[The problem] Examine the entries and show every line in which the word "name" is found.

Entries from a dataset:
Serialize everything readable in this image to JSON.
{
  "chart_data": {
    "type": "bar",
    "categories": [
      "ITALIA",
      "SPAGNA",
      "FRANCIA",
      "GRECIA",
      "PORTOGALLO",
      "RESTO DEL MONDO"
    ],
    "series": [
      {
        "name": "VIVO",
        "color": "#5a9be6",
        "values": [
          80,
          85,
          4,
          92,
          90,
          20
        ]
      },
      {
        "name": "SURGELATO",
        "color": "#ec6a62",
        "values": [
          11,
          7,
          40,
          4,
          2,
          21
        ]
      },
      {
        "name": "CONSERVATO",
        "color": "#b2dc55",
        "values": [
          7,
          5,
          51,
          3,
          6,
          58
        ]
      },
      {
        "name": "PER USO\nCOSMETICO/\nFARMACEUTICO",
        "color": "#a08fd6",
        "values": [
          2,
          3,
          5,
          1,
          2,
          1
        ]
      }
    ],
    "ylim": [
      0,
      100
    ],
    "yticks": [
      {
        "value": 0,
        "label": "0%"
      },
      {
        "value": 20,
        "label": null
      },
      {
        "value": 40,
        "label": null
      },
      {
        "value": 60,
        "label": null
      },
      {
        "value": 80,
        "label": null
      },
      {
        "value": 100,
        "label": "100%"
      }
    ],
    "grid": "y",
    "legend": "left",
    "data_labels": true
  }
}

[Exercise solution]
        "name": "VIVO",
        "name": "SURGELATO",
        "name": "CONSERVATO",
        "name": "PER USO\nCOSMETICO/\nFARMACEUTICO",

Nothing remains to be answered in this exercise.